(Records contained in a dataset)
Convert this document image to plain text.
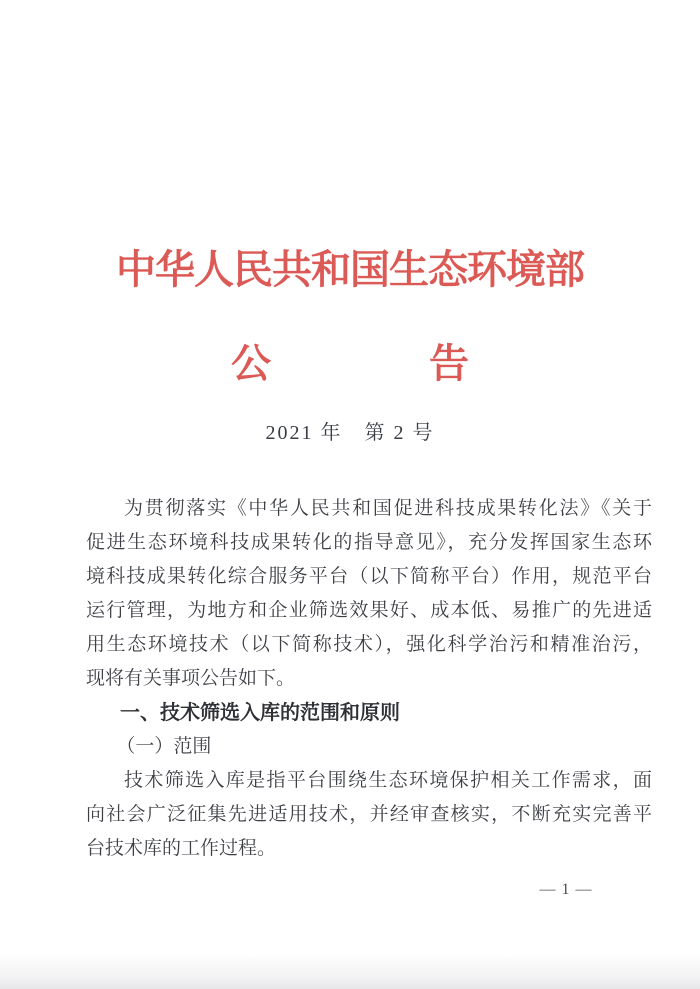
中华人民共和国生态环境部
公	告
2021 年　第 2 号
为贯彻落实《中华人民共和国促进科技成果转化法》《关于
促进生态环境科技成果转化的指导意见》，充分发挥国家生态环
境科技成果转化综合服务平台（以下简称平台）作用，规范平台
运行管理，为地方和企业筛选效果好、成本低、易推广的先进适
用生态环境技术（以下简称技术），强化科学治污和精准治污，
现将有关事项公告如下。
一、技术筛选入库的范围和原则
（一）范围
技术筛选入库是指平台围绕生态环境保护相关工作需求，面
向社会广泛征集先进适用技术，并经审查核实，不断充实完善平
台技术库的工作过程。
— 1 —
* * *
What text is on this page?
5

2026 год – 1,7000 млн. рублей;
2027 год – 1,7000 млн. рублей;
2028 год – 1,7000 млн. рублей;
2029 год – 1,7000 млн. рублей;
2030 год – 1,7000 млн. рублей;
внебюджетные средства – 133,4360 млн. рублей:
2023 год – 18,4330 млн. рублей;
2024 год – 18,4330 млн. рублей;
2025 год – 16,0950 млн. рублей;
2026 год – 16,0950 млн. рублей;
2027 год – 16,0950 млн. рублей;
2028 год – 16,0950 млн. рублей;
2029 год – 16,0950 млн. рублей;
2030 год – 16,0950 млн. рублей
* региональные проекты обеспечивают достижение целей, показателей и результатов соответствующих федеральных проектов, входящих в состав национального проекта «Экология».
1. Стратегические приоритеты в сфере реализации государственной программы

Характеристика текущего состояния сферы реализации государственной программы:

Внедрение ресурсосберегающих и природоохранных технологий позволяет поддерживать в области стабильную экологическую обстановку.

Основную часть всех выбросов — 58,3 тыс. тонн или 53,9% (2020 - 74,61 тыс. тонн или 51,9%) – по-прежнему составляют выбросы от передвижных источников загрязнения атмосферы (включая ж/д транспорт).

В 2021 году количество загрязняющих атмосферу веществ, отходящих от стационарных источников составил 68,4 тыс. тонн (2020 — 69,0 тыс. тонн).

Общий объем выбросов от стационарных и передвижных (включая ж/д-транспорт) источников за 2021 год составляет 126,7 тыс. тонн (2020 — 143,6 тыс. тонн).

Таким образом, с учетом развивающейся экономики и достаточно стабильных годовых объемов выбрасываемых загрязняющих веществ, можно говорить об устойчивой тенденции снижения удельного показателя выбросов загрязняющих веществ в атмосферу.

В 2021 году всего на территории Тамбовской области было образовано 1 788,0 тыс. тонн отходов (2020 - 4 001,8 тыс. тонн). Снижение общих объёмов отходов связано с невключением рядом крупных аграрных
==
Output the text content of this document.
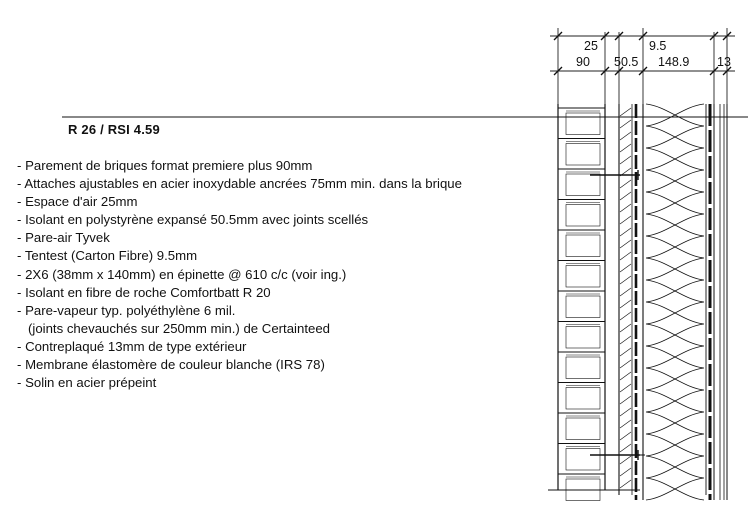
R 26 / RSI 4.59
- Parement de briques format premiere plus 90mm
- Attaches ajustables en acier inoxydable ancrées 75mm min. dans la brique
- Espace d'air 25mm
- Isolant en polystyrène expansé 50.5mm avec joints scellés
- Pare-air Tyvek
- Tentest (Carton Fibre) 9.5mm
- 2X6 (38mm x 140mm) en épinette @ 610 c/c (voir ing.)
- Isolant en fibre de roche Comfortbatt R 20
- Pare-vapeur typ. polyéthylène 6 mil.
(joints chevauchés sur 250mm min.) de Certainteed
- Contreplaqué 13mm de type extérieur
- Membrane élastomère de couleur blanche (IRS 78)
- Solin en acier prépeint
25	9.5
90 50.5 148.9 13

What is asked: Find every line in the entries that includes the word "программы", then state how many there are and nothing else.

Solution for this exercise: 2